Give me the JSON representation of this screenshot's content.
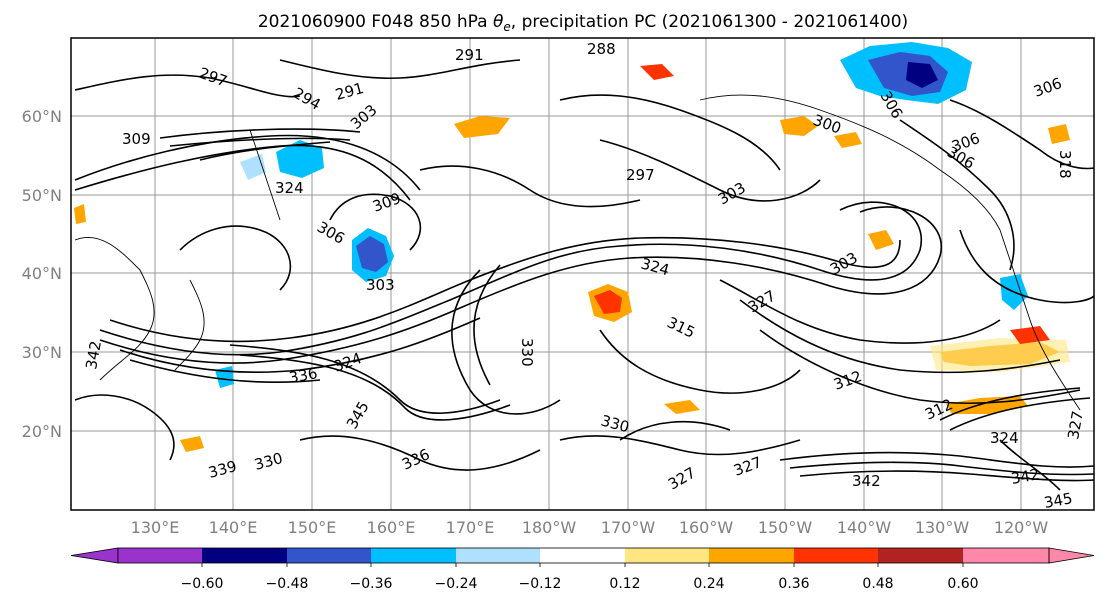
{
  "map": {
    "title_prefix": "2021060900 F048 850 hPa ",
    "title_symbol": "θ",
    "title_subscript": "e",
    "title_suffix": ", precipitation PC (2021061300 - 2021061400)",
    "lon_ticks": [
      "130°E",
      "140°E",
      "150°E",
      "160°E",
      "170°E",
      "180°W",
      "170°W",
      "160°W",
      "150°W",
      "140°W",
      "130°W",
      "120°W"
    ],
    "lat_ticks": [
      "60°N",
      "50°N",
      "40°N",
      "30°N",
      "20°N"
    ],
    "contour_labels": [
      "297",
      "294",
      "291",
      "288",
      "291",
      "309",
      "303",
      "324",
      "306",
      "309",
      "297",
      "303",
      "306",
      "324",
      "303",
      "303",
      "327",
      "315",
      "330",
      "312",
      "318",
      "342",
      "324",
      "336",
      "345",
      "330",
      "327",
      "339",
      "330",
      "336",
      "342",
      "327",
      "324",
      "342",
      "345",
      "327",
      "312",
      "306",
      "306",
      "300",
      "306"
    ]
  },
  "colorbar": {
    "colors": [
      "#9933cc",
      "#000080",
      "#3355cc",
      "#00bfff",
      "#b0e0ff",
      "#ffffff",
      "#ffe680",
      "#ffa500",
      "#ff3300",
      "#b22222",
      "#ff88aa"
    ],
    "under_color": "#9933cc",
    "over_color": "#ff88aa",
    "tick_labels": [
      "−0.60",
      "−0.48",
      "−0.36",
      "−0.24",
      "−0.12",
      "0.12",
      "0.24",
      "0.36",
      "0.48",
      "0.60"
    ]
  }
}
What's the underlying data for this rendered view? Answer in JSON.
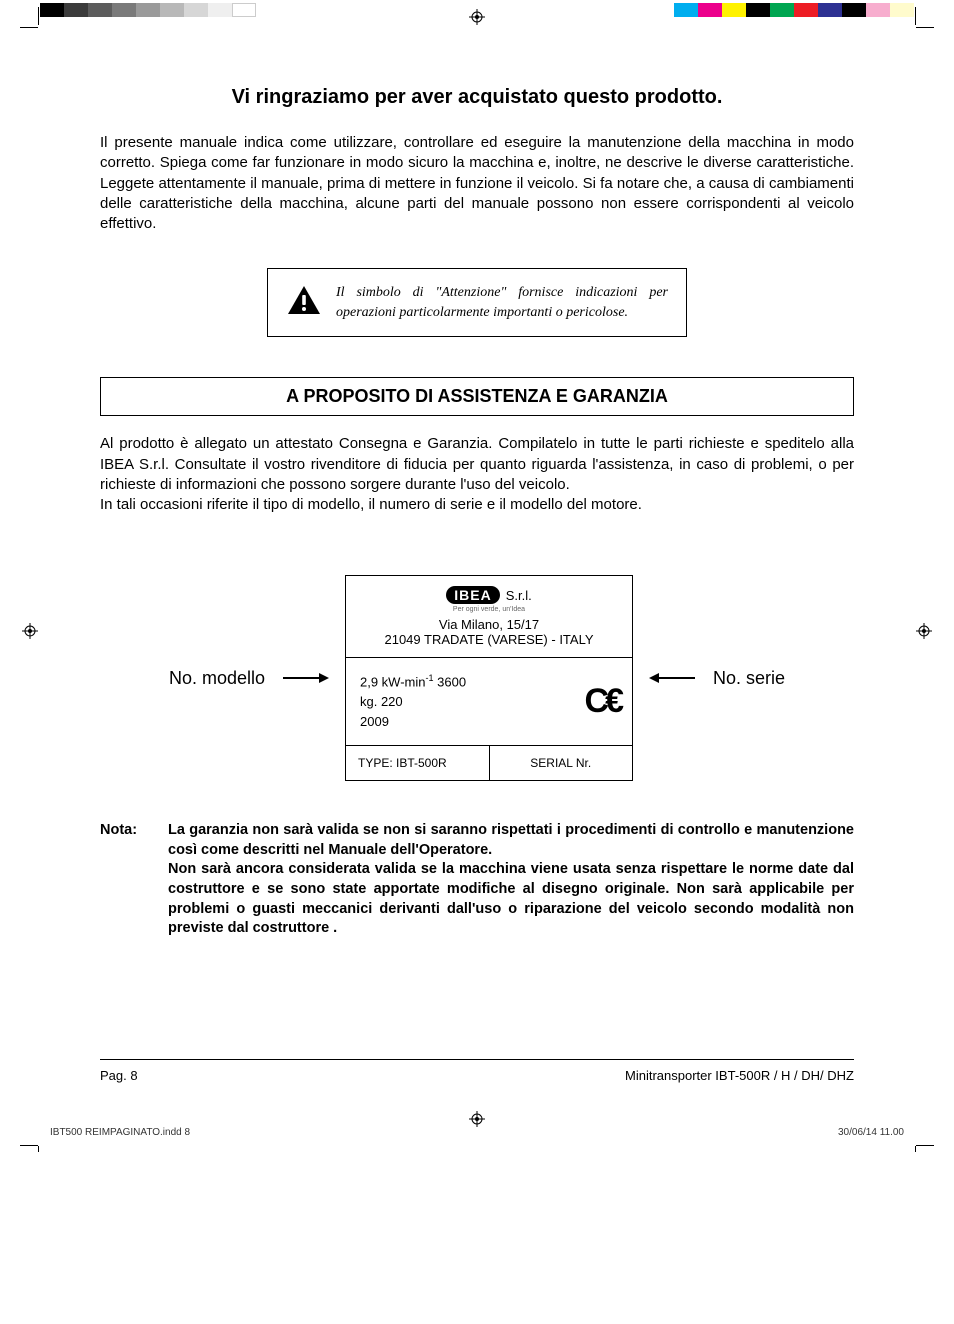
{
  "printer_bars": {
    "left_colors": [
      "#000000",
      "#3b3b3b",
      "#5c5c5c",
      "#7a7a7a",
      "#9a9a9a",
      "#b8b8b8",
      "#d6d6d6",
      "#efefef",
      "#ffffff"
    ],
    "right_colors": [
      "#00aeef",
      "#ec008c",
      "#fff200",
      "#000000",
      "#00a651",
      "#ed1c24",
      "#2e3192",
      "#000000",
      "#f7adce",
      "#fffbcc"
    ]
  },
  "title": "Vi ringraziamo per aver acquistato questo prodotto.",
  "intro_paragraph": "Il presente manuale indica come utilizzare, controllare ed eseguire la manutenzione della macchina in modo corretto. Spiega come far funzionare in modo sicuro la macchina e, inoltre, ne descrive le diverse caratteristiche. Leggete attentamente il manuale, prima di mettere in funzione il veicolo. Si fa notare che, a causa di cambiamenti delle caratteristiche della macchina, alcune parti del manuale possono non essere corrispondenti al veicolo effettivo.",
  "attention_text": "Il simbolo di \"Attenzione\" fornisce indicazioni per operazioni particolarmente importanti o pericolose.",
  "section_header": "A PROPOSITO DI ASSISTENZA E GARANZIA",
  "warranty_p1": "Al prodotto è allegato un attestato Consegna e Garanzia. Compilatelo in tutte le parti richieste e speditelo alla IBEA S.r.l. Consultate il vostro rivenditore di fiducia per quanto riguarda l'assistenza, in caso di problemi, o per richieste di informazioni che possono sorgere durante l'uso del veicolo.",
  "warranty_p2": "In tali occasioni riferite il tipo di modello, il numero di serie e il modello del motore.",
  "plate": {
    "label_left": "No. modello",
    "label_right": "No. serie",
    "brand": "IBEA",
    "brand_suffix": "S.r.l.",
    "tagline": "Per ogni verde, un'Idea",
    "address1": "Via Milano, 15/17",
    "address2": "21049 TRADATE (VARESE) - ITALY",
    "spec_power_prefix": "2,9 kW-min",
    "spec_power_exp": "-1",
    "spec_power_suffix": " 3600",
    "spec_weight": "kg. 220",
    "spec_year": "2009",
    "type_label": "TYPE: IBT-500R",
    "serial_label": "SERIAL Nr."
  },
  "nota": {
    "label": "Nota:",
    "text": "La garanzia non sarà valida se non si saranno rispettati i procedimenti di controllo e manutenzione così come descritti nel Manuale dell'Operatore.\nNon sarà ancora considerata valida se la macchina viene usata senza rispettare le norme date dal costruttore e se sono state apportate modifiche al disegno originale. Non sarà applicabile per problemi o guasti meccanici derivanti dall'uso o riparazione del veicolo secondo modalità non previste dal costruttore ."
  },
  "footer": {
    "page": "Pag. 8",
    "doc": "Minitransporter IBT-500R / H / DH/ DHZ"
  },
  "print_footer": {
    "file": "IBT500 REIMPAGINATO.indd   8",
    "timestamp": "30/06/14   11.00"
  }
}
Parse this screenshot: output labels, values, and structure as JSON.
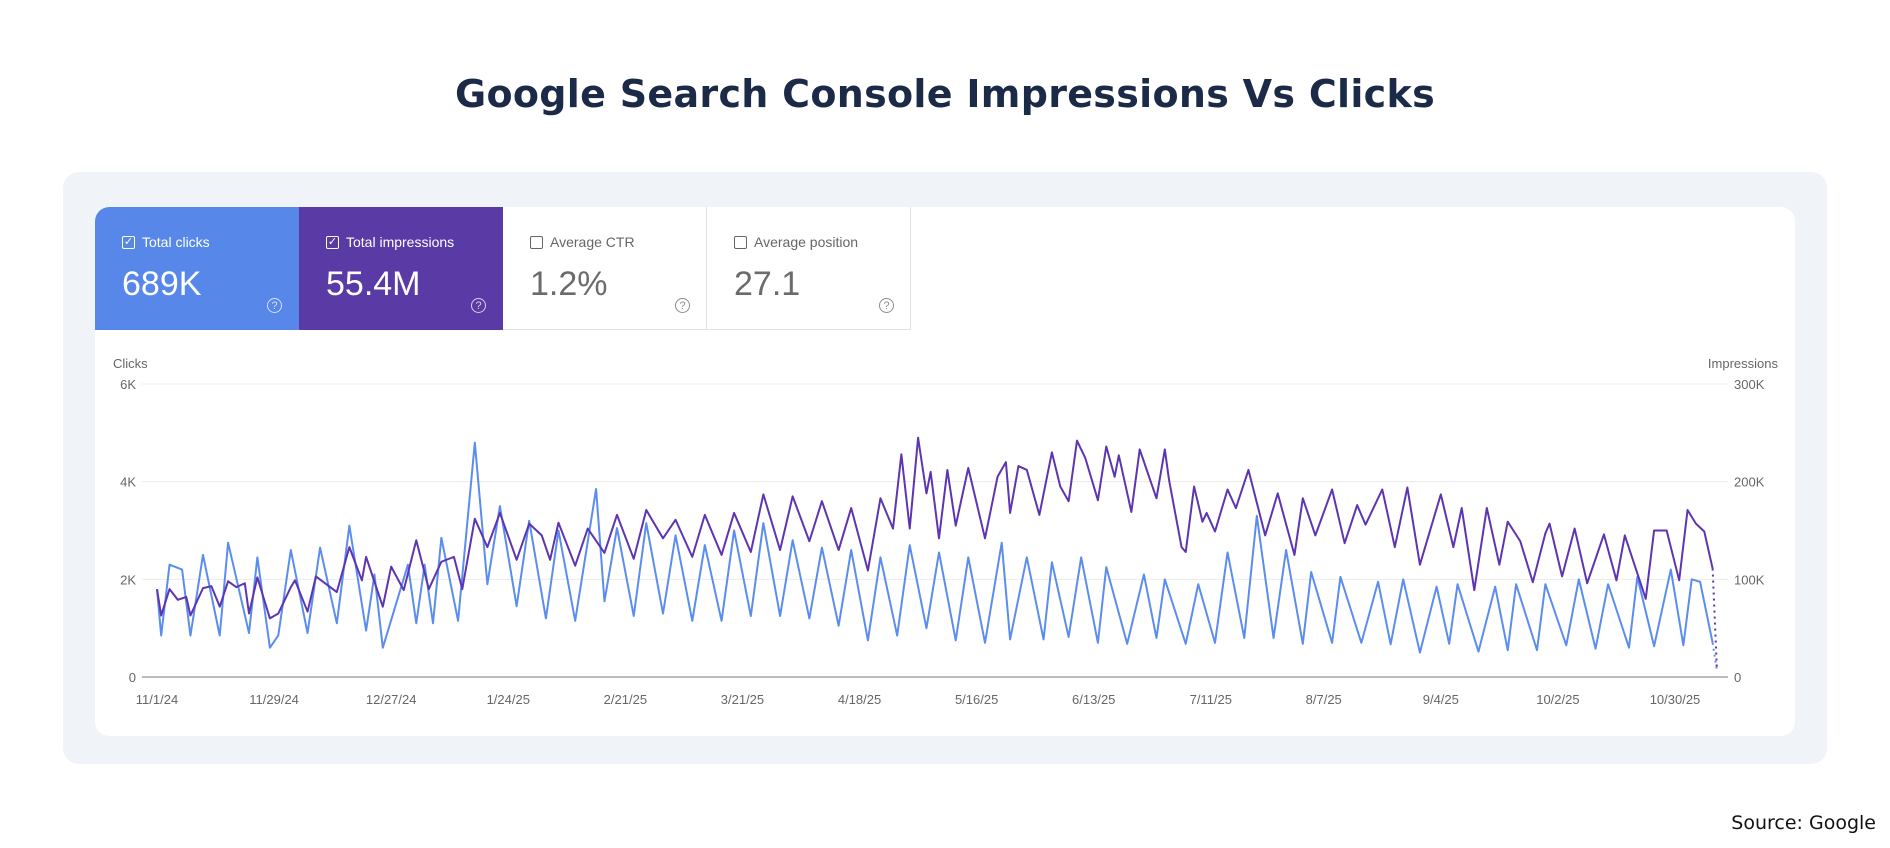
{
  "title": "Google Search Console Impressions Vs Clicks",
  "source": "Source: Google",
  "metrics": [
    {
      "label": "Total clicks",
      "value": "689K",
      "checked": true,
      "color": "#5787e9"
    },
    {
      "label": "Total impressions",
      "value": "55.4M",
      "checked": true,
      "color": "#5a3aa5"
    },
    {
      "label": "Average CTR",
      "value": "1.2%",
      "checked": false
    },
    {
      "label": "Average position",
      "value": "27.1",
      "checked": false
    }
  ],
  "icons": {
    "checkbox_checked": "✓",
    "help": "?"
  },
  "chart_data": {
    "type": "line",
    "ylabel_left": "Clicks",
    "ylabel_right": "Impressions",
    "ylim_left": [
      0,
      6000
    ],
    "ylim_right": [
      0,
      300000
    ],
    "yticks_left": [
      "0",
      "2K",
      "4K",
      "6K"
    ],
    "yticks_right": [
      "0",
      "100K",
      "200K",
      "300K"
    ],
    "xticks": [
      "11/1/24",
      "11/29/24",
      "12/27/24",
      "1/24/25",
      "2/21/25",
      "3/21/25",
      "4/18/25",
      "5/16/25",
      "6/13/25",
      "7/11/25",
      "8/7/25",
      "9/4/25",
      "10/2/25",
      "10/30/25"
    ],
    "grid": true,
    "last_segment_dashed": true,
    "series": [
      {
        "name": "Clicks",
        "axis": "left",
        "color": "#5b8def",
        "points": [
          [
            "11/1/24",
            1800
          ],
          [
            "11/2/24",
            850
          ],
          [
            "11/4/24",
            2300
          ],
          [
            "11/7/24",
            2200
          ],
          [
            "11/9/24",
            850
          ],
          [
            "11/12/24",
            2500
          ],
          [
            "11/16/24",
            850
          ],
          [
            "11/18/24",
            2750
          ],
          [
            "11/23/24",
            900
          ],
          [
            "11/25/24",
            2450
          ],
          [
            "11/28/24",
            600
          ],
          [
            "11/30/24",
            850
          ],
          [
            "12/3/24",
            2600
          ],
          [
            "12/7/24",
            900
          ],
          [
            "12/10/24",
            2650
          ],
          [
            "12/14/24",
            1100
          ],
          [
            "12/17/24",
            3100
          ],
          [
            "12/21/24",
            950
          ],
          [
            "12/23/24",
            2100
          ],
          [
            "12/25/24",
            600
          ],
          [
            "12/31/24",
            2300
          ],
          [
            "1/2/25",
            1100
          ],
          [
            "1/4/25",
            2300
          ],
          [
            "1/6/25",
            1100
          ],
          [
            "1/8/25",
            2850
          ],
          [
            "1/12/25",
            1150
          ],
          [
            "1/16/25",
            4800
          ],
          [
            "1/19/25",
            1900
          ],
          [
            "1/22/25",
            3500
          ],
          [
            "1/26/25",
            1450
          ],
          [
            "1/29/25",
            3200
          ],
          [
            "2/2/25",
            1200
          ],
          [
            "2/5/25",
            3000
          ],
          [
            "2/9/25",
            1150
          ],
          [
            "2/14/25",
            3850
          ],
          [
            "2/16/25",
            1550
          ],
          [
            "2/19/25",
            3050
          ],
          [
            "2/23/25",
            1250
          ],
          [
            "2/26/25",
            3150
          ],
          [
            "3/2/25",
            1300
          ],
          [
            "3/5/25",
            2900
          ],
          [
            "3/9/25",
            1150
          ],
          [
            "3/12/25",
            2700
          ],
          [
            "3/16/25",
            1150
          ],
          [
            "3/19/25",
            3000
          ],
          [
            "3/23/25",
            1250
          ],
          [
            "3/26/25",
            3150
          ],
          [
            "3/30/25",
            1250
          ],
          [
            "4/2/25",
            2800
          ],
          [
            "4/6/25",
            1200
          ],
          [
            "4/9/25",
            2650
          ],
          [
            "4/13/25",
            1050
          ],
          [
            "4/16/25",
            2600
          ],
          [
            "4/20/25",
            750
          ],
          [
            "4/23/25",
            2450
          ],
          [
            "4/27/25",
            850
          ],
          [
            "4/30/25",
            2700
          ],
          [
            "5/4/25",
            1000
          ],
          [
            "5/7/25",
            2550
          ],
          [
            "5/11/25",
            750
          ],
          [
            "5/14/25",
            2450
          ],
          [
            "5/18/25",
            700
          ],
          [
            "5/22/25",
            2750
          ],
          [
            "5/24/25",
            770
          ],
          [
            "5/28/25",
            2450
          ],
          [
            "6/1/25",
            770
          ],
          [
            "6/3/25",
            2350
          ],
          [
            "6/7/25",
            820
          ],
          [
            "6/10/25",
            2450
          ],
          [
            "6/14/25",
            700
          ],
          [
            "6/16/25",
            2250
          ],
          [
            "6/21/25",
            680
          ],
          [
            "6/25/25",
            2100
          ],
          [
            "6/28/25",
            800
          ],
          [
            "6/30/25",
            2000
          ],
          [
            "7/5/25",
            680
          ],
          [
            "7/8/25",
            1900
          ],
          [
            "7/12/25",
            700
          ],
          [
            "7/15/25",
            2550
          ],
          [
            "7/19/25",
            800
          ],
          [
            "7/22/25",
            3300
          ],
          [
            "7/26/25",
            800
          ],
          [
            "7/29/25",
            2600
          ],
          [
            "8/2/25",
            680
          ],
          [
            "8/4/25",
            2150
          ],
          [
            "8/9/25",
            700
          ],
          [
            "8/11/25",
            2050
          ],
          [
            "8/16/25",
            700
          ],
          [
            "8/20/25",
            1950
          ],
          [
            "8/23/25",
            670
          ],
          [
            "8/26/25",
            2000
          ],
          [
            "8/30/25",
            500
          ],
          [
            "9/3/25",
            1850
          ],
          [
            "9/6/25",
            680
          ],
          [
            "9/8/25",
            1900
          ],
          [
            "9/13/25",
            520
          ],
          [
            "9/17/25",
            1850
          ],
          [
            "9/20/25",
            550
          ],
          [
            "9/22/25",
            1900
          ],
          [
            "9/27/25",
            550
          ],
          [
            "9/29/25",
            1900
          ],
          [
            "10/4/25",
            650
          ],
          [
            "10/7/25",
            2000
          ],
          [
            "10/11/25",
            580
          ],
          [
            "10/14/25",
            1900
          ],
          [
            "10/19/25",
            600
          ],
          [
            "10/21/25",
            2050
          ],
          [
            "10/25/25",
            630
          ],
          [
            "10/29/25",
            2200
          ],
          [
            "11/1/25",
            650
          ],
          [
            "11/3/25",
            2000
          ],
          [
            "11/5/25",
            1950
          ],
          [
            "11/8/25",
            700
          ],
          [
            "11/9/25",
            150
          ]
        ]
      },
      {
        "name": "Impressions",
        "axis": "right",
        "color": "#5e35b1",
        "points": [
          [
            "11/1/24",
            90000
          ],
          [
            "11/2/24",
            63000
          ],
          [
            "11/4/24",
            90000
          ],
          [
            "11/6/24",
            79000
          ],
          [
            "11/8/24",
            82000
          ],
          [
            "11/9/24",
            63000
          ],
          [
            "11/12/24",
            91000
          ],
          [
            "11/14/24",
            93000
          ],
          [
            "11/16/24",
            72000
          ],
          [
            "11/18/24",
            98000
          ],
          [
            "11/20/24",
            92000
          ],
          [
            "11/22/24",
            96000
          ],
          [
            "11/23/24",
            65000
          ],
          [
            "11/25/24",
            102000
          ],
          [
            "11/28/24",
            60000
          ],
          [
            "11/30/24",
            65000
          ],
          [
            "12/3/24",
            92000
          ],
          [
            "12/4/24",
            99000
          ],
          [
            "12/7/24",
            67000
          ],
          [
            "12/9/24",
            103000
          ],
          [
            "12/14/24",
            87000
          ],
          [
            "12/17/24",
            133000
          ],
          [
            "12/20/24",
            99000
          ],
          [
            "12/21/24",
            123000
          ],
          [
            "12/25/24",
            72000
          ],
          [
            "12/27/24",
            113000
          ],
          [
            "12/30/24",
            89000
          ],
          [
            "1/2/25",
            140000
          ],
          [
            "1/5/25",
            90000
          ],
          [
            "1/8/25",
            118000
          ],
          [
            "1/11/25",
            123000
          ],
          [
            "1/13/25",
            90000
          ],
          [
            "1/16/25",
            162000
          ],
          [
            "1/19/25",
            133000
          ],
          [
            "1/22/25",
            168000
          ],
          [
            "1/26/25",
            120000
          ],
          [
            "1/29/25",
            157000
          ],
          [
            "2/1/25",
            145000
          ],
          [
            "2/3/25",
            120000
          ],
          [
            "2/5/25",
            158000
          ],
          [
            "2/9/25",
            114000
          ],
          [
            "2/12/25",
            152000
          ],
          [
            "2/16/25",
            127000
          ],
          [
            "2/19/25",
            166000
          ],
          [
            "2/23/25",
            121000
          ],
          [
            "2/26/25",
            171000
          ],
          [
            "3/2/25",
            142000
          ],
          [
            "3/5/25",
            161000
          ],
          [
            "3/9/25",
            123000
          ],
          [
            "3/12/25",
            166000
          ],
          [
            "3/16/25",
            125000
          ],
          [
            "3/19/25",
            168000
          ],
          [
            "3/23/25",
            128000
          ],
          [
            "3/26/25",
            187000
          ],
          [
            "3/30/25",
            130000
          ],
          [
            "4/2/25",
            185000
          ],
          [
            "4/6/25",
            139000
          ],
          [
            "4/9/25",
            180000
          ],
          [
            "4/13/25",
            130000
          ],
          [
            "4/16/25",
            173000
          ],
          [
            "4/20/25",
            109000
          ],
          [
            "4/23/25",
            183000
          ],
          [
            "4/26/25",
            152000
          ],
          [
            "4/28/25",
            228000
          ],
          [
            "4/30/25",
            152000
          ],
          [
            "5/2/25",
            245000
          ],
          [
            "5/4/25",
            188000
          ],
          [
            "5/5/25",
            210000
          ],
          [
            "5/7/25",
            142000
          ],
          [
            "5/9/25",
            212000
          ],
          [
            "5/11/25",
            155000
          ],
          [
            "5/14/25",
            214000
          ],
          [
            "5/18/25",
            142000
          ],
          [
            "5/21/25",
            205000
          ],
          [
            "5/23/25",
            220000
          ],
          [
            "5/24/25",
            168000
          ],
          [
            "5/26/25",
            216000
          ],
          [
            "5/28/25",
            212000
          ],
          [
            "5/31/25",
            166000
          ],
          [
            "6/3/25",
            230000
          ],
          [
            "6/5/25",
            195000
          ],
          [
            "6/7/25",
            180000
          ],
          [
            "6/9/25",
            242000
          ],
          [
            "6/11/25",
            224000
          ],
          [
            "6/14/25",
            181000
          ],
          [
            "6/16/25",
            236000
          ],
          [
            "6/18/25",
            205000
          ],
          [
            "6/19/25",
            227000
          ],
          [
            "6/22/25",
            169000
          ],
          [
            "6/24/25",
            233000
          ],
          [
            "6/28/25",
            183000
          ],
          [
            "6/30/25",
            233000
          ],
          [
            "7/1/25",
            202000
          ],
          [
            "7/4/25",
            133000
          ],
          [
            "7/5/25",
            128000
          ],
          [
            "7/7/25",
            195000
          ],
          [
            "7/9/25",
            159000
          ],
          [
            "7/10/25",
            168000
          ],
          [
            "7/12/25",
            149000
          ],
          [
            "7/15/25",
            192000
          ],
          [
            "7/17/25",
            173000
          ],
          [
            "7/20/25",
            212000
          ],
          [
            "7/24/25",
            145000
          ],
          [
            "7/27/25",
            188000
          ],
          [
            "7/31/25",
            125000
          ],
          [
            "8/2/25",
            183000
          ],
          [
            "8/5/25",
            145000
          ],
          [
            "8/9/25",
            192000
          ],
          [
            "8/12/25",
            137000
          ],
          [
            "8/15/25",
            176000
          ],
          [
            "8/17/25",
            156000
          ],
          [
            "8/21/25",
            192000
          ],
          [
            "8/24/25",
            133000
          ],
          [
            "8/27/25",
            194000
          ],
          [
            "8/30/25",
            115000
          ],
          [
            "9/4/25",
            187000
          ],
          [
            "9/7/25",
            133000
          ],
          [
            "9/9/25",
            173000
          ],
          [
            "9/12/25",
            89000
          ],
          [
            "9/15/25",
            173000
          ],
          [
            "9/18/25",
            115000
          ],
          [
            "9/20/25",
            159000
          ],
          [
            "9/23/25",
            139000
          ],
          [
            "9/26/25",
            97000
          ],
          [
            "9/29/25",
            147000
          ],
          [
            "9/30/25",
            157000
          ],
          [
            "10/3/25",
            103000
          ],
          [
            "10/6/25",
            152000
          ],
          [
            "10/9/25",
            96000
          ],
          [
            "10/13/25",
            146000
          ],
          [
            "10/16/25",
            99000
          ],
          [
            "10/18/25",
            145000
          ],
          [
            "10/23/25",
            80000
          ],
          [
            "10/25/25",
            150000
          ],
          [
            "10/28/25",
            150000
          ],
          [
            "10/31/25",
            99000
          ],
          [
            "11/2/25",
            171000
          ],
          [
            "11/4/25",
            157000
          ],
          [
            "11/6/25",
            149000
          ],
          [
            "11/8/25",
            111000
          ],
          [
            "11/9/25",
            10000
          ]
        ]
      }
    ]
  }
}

..............................

■ What is being asked ■
State how many lines of the material contain the string "JSON", with no other words.

■ Result of the exercise ■
3